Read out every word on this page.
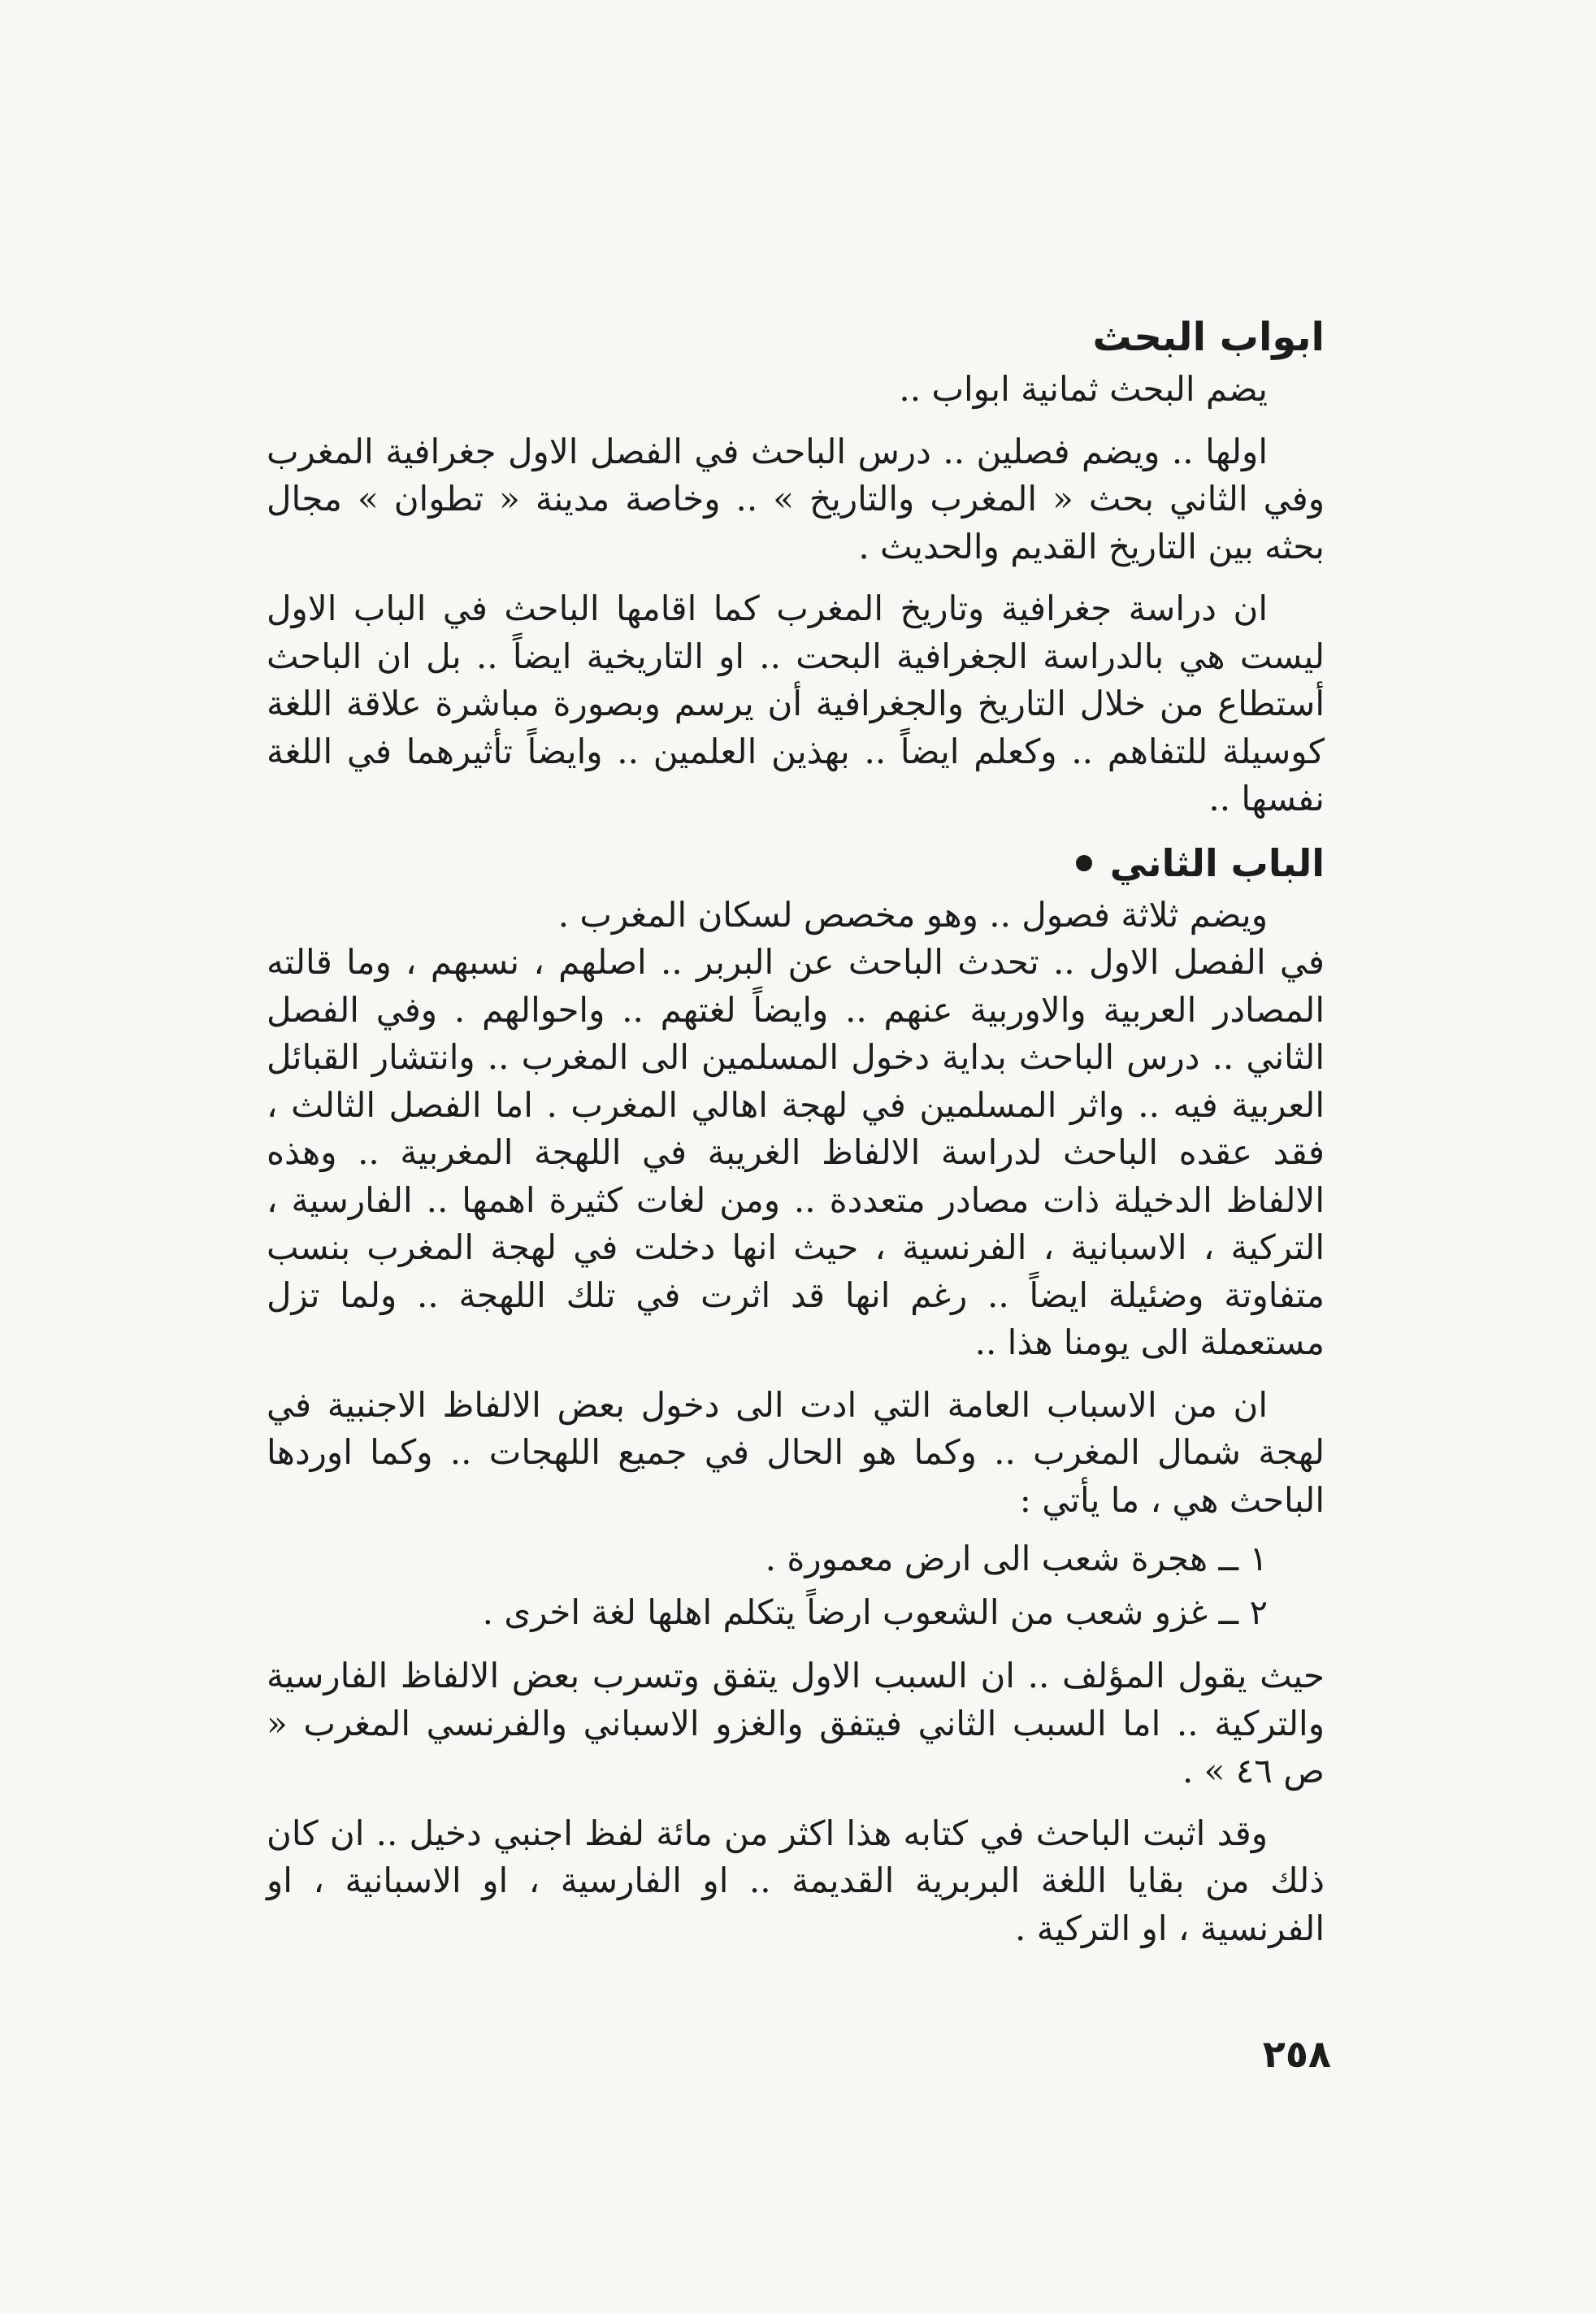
ابواب البحث

يضم البحث ثمانية ابواب ..

اولها .. ويضم فصلين .. درس الباحث في الفصل الاول جغرافية المغرب وفي الثاني بحث « المغرب والتاريخ » .. وخاصة مدينة « تطوان » مجال بحثه بين التاريخ القديم والحديث .

ان دراسة جغرافية وتاريخ المغرب كما اقامها الباحث في الباب الاول ليست هي بالدراسة الجغرافية البحت .. او التاريخية ايضاً .. بل ان الباحث أستطاع من خلال التاريخ والجغرافية أن يرسم وبصورة مباشرة علاقة اللغة كوسيلة للتفاهم .. وكعلم ايضاً .. بهذين العلمين .. وايضاً تأثيرهما في اللغة نفسها ..

الباب الثاني

ويضم ثلاثة فصول .. وهو مخصص لسكان المغرب .

في الفصل الاول .. تحدث الباحث عن البربر .. اصلهم ، نسبهم ، وما قالته المصادر العربية والاوربية عنهم .. وايضاً لغتهم .. واحوالهم . وفي الفصل الثاني .. درس الباحث بداية دخول المسلمين الى المغرب .. وانتشار القبائل العربية فيه .. واثر المسلمين في لهجة اهالي المغرب . اما الفصل الثالث ، فقد عقده الباحث لدراسة الالفاظ الغريبة في اللهجة المغربية .. وهذه الالفاظ الدخيلة ذات مصادر متعددة .. ومن لغات كثيرة اهمها .. الفارسية ، التركية ، الاسبانية ، الفرنسية ، حيث انها دخلت في لهجة المغرب بنسب متفاوتة وضئيلة ايضاً .. رغم انها قد اثرت في تلك اللهجة .. ولما تزل مستعملة الى يومنا هذا ..

ان من الاسباب العامة التي ادت الى دخول بعض الالفاظ الاجنبية في لهجة شمال المغرب .. وكما هو الحال في جميع اللهجات .. وكما اوردها الباحث هي ، ما يأتي :

١ ــ هجرة شعب الى ارض معمورة .

٢ ــ غزو شعب من الشعوب ارضاً يتكلم اهلها لغة اخرى .

حيث يقول المؤلف .. ان السبب الاول يتفق وتسرب بعض الالفاظ الفارسية والتركية .. اما السبب الثاني فيتفق والغزو الاسباني والفرنسي المغرب « ص ٤٦ » .

وقد اثبت الباحث في كتابه هذا اكثر من مائة لفظ اجنبي دخيل .. ان كان ذلك من بقايا اللغة البربرية القديمة .. او الفارسية ، او الاسبانية ، او الفرنسية ، او التركية .

٢٥٨
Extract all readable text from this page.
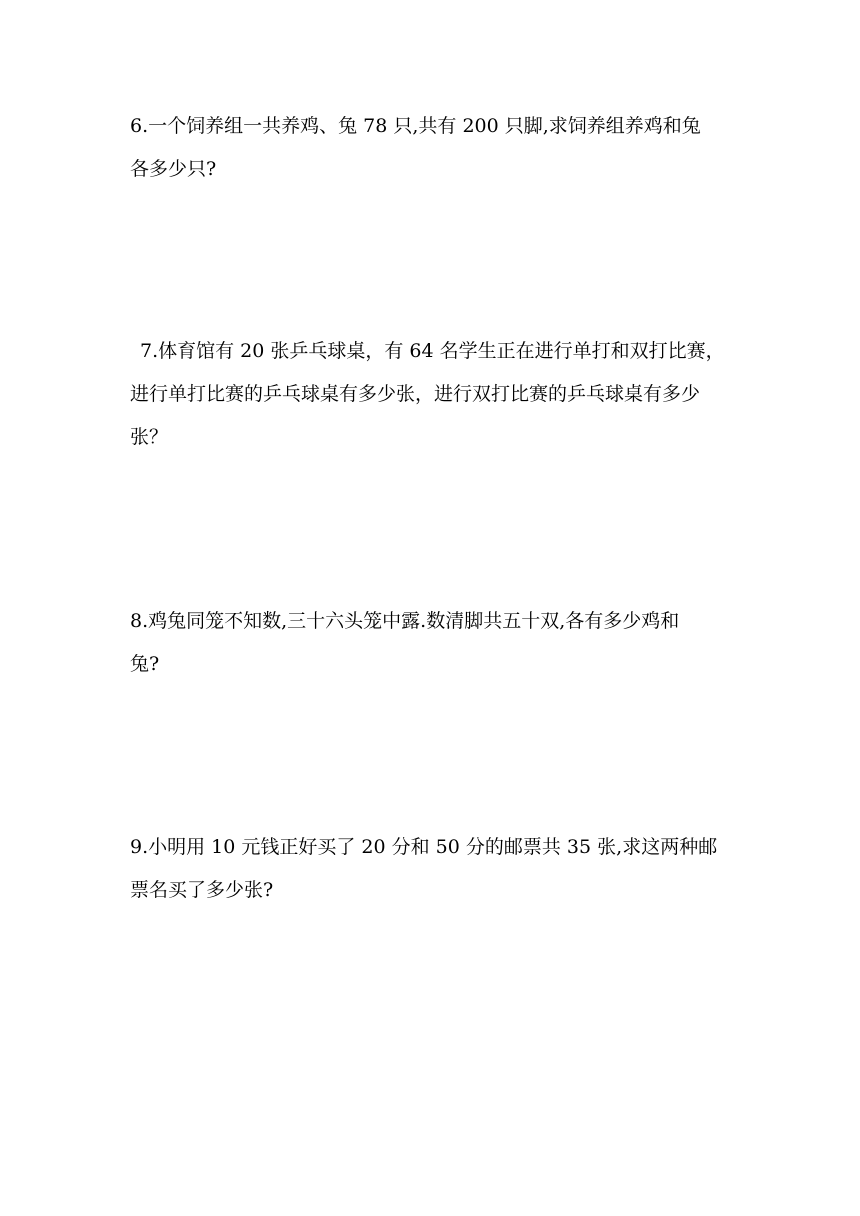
6.一个饲养组一共养鸡、兔 78 只,共有 200 只脚,求饲养组养鸡和兔
各多少只?
7.体育馆有 20 张乒乓球桌，有 64 名学生正在进行单打和双打比赛，
进行单打比赛的乒乓球桌有多少张，进行双打比赛的乒乓球桌有多少
张？
8.鸡兔同笼不知数,三十六头笼中露.数清脚共五十双,各有多少鸡和
兔?
9.小明用 10 元钱正好买了 20 分和 50 分的邮票共 35 张,求这两种邮
票名买了多少张?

◆ PROBLEM STATEMENT:
Show each line of the listing that holds the string "ويضم".

◆ ANSWER BELOW:
اولها .. ويضم فصلين .. درس الباحث في الفصل الاول جغرافية المغرب وفي الثاني بحث « المغرب والتاريخ » .. وخاصة مدينة « تطوان » مجال بحثه بين التاريخ القديم والحديث .
ويضم ثلاثة فصول .. وهو مخصص لسكان المغرب .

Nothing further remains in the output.